_Work instructions_.
Filter the entries below, keeping every line that contains the string "Last". Matching is case-sensitive.

_Stored data_.
▶

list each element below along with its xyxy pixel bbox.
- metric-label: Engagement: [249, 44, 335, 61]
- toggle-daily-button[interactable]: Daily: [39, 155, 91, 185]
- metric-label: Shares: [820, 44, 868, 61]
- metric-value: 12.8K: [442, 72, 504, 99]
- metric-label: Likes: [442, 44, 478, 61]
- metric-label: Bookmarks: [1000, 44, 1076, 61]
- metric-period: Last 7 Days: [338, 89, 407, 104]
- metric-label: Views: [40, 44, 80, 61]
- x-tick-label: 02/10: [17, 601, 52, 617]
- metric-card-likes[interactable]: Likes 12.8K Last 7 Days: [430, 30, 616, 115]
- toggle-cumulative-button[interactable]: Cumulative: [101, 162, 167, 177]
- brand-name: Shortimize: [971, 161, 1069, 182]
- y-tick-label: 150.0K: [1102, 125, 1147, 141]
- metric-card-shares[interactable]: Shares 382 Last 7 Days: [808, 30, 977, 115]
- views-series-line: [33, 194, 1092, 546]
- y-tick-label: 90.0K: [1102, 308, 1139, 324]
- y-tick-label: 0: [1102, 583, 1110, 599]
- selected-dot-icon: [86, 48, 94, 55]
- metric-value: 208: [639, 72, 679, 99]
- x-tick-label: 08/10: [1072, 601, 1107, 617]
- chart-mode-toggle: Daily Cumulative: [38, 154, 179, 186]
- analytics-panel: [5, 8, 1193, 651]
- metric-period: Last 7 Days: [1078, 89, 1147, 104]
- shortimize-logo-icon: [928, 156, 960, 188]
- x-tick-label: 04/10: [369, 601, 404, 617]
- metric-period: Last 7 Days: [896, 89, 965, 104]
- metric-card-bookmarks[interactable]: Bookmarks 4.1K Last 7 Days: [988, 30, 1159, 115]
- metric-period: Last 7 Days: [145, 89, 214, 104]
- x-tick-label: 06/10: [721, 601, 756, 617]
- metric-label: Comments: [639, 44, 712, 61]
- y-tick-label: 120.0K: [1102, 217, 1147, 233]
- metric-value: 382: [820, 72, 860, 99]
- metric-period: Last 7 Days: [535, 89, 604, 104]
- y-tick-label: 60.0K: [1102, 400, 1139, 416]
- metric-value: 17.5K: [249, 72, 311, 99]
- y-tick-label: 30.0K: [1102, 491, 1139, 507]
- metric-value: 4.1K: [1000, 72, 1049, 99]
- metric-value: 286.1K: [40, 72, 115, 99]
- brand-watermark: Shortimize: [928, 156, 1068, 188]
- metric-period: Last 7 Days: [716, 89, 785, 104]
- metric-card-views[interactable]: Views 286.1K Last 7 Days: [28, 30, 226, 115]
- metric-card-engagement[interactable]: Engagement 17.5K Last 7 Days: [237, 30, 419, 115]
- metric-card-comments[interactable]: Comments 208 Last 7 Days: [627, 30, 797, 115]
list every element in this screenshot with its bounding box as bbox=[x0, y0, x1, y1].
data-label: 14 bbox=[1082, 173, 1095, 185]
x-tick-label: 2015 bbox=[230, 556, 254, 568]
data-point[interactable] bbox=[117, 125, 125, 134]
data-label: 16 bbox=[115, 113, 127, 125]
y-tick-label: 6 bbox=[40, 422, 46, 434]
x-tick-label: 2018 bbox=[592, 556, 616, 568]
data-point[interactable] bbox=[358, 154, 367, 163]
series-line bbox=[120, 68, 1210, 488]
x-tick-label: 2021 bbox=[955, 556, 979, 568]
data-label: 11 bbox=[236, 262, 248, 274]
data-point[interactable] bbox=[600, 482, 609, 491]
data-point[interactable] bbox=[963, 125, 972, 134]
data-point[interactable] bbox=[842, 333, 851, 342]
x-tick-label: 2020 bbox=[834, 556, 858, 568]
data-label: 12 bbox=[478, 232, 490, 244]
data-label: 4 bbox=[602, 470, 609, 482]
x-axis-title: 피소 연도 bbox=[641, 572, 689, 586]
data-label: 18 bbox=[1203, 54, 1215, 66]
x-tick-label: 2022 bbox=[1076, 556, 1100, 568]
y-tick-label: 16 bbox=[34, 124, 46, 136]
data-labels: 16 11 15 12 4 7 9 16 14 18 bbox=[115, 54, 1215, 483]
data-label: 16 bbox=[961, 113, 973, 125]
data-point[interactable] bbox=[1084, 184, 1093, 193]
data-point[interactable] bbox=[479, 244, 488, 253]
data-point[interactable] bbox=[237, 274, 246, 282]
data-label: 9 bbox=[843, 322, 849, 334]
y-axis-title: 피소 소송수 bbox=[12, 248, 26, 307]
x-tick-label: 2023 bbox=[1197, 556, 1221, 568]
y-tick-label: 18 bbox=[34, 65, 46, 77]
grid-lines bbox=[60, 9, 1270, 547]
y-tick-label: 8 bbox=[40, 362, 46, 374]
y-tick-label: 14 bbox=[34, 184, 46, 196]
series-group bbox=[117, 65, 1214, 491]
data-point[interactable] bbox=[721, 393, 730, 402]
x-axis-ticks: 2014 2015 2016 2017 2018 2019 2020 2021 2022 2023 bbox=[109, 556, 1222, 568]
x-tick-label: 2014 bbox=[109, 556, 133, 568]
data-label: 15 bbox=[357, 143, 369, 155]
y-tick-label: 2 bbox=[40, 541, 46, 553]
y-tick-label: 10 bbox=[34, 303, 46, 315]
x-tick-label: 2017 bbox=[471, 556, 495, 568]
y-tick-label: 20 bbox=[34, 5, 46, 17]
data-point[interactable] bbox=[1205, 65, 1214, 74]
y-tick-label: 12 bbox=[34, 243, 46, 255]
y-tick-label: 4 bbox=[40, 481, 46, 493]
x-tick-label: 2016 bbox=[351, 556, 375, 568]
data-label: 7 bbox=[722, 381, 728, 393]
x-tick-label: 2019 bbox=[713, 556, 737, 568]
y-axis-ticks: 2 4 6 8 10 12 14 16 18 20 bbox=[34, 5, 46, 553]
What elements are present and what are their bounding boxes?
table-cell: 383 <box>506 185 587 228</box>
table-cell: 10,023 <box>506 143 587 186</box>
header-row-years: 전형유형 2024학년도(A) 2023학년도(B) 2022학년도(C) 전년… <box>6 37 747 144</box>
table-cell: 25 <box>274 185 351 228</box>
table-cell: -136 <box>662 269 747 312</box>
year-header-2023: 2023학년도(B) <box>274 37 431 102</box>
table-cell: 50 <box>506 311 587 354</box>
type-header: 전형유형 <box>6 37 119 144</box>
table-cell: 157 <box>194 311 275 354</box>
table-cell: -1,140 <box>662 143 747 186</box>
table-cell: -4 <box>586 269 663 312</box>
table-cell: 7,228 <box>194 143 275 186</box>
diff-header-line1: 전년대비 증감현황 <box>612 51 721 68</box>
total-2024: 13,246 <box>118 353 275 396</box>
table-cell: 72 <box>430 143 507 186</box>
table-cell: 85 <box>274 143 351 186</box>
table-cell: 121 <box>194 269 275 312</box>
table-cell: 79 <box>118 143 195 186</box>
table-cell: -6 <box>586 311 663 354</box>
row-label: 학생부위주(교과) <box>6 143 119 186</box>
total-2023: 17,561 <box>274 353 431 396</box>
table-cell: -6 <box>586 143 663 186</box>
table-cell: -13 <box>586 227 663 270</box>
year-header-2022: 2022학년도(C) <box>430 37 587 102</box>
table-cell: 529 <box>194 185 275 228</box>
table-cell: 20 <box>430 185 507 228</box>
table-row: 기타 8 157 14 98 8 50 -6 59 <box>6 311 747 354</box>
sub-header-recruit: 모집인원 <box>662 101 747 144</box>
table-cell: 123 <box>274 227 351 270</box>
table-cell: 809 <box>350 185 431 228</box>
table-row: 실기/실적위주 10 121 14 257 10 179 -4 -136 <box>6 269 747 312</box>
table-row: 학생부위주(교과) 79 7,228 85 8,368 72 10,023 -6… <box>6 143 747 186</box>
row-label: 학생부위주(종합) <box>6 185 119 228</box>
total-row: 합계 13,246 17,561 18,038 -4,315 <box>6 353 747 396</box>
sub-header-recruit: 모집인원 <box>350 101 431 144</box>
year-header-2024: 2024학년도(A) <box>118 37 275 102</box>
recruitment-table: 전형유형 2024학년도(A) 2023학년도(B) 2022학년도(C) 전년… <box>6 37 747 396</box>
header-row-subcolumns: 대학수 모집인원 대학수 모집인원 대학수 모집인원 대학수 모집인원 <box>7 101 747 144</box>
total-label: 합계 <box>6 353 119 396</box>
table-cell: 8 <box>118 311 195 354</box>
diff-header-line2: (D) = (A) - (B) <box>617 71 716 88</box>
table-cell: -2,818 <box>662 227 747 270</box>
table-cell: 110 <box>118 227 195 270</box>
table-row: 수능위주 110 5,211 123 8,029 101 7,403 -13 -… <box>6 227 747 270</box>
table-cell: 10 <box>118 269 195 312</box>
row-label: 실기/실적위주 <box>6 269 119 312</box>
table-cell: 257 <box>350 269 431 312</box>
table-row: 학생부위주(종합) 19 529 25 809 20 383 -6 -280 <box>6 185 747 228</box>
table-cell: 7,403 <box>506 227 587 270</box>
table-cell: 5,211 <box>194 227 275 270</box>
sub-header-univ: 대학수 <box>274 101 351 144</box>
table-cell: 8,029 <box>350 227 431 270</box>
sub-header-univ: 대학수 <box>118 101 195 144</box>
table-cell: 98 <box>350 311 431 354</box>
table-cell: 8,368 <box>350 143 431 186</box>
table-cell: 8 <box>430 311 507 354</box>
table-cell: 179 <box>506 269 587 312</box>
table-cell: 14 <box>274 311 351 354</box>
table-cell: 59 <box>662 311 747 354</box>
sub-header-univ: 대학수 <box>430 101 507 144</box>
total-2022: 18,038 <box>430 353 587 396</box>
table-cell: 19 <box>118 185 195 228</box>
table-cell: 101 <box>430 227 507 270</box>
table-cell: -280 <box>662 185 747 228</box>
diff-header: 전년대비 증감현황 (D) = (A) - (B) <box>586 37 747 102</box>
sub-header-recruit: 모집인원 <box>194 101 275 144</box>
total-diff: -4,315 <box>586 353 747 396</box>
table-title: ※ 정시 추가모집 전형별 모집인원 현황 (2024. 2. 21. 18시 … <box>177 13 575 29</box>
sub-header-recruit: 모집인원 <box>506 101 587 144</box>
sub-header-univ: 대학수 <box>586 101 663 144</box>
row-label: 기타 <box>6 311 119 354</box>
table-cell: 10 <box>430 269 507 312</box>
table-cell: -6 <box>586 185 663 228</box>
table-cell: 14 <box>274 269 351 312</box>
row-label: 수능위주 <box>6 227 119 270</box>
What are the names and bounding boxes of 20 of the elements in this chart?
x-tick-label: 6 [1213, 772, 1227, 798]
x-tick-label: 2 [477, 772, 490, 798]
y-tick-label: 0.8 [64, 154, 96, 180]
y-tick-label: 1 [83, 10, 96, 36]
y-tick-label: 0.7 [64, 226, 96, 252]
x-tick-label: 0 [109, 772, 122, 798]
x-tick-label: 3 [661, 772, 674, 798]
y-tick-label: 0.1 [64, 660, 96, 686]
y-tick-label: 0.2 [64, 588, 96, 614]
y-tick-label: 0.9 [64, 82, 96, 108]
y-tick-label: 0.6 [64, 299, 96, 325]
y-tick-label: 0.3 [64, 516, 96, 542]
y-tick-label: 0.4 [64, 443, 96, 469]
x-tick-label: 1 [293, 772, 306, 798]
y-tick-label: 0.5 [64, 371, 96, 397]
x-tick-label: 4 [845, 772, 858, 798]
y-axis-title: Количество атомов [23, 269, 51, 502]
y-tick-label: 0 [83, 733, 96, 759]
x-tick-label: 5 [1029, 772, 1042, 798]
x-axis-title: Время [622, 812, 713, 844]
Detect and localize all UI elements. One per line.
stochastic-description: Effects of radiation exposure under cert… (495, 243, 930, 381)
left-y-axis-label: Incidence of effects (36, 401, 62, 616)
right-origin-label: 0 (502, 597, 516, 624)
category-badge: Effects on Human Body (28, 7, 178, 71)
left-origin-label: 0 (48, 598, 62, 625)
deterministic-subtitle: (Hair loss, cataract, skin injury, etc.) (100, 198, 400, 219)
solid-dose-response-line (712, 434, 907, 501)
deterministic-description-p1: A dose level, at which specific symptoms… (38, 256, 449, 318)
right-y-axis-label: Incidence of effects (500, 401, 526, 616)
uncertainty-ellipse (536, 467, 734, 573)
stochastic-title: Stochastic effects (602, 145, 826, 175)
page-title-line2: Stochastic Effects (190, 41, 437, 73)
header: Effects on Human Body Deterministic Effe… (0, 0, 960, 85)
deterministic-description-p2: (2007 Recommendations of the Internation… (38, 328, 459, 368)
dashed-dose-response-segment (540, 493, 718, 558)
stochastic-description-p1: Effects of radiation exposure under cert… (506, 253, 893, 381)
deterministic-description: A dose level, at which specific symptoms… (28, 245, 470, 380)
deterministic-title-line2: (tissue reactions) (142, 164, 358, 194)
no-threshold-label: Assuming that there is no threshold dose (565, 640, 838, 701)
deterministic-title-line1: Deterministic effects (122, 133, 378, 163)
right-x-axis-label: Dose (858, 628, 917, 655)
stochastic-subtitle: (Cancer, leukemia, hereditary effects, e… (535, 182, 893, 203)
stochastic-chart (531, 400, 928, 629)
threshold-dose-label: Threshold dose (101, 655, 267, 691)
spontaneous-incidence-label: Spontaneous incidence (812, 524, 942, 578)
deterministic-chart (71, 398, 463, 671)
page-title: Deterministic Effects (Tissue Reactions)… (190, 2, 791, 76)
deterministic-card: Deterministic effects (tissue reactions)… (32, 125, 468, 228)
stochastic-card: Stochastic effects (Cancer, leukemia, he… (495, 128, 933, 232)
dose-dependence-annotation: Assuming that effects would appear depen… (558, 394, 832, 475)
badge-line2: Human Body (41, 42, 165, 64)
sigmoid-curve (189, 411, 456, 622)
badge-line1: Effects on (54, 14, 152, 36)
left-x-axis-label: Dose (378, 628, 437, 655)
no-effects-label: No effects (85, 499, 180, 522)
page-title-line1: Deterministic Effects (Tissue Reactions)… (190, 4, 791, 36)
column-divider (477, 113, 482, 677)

◀

_The result_.
- metric-period: Last 7 Days: [338, 89, 407, 104]
- metric-card-likes[interactable]: Likes 12.8K Last 7 Days: [430, 30, 616, 115]
- metric-card-shares[interactable]: Shares 382 Last 7 Days: [808, 30, 977, 115]
- metric-period: Last 7 Days: [1078, 89, 1147, 104]
- metric-period: Last 7 Days: [896, 89, 965, 104]
- metric-card-bookmarks[interactable]: Bookmarks 4.1K Last 7 Days: [988, 30, 1159, 115]
- metric-period: Last 7 Days: [145, 89, 214, 104]
- metric-period: Last 7 Days: [535, 89, 604, 104]
- metric-period: Last 7 Days: [716, 89, 785, 104]
- metric-card-views[interactable]: Views 286.1K Last 7 Days: [28, 30, 226, 115]
- metric-card-engagement[interactable]: Engagement 17.5K Last 7 Days: [237, 30, 419, 115]
- metric-card-comments[interactable]: Comments 208 Last 7 Days: [627, 30, 797, 115]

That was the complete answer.